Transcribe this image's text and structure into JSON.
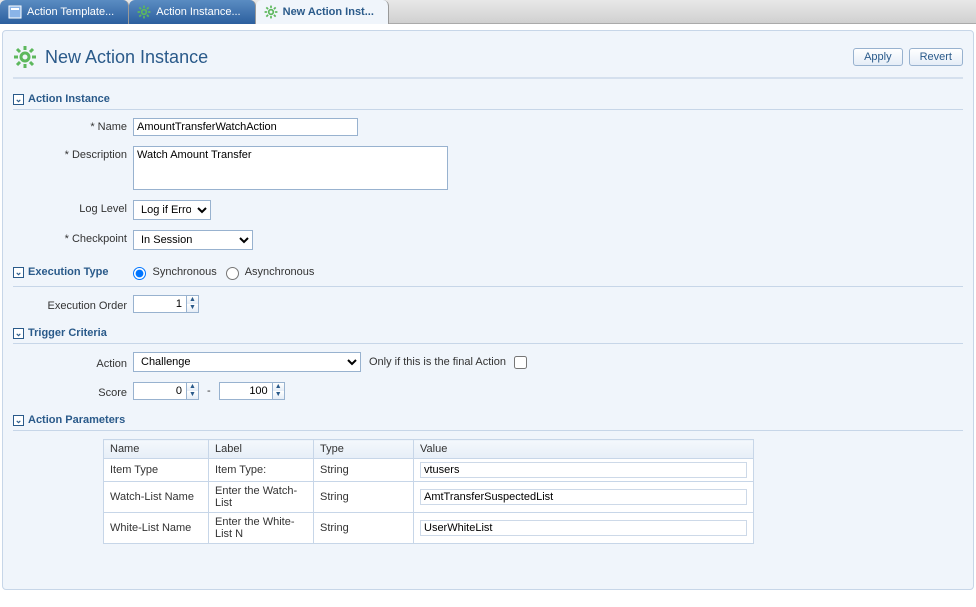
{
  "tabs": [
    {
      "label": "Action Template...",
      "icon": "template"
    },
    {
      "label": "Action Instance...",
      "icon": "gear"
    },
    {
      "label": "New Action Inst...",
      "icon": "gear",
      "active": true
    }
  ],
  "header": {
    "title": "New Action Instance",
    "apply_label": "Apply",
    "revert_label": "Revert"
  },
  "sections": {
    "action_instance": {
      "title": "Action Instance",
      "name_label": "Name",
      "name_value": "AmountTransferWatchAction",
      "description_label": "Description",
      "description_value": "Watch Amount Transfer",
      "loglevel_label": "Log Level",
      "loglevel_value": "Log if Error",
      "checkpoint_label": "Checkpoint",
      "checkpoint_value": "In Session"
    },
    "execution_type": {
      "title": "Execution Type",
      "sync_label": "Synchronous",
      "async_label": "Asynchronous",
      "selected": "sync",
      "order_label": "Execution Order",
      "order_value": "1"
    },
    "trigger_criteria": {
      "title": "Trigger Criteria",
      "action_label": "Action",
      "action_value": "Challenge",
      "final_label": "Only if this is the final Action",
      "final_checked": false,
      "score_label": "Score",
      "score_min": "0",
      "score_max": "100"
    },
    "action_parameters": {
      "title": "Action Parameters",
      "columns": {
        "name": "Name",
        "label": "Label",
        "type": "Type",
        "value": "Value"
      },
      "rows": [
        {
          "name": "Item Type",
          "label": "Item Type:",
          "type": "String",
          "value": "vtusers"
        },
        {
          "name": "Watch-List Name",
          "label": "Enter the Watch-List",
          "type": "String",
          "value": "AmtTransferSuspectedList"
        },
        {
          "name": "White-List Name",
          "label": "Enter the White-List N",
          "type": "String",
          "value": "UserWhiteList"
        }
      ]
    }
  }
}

==

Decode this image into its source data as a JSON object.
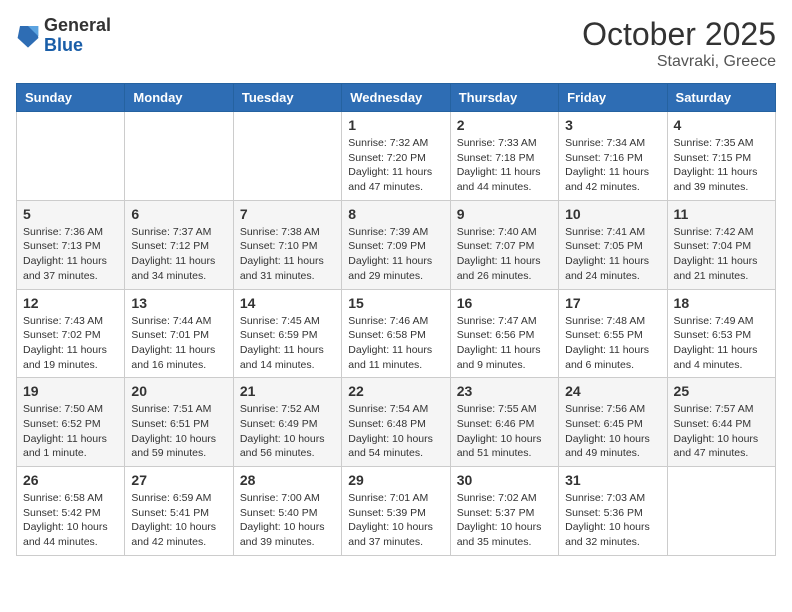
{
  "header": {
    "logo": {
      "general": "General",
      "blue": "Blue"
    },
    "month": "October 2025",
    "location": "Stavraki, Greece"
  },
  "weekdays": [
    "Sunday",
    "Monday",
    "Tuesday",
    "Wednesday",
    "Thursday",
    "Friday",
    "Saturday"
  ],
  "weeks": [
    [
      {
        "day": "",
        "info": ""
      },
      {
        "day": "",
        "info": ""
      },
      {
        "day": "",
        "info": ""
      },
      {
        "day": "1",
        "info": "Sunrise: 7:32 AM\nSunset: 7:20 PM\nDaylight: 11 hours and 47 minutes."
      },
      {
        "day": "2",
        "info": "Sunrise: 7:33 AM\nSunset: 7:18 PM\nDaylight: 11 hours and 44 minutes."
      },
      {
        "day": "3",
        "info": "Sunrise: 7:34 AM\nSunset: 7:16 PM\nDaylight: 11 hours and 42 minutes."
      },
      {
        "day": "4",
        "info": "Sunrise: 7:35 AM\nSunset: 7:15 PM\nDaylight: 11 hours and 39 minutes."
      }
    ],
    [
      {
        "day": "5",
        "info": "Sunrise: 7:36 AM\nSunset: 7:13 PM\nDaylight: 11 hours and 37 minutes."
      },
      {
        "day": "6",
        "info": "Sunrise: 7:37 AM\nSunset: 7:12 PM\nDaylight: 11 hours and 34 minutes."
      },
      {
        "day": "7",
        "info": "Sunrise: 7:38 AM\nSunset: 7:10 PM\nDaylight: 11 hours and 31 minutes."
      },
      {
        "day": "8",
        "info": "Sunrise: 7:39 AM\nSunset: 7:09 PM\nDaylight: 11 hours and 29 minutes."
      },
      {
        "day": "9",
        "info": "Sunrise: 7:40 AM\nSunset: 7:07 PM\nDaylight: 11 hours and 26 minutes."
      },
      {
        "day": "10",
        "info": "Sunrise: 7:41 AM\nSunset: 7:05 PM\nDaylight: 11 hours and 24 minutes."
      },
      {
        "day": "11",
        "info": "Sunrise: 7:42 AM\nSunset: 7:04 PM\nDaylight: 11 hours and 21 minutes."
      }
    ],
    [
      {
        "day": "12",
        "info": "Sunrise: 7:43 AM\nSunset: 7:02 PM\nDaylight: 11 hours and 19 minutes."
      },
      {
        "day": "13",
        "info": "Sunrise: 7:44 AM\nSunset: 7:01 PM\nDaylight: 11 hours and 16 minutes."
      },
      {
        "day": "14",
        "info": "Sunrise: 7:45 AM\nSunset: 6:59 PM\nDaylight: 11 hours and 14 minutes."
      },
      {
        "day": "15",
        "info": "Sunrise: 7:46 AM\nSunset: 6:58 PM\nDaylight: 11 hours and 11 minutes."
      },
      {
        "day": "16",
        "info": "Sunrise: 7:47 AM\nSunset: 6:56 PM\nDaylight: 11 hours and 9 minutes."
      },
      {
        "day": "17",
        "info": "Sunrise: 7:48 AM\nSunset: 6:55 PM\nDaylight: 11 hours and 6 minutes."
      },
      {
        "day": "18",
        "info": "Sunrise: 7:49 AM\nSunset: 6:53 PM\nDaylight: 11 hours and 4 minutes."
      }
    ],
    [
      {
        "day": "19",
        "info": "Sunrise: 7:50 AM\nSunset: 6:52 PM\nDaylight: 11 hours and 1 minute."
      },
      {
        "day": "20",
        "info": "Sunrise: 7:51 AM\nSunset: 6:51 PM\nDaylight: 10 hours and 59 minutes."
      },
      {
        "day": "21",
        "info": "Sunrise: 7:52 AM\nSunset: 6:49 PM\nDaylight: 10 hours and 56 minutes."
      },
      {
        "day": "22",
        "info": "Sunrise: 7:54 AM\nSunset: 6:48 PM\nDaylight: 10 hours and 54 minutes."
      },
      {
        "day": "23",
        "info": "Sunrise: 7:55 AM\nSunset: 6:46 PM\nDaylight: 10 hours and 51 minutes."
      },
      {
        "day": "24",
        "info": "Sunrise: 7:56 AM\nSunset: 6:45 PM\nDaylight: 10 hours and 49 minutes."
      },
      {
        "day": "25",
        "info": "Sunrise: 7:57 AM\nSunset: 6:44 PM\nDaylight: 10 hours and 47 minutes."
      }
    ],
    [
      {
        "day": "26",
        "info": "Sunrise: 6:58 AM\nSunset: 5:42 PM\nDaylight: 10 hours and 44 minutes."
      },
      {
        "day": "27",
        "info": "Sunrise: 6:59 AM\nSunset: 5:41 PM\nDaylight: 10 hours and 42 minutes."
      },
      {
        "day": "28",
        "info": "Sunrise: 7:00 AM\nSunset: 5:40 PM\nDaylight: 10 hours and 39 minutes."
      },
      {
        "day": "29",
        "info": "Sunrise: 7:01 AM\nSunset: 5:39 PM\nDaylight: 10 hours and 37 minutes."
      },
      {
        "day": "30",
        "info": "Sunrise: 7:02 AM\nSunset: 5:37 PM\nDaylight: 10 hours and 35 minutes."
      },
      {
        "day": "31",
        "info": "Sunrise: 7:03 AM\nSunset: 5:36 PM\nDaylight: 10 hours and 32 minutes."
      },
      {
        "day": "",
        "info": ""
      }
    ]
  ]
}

To be done:
Lines of the listing that contain the word "image" are to be counted; report only their number.

Finished task:
2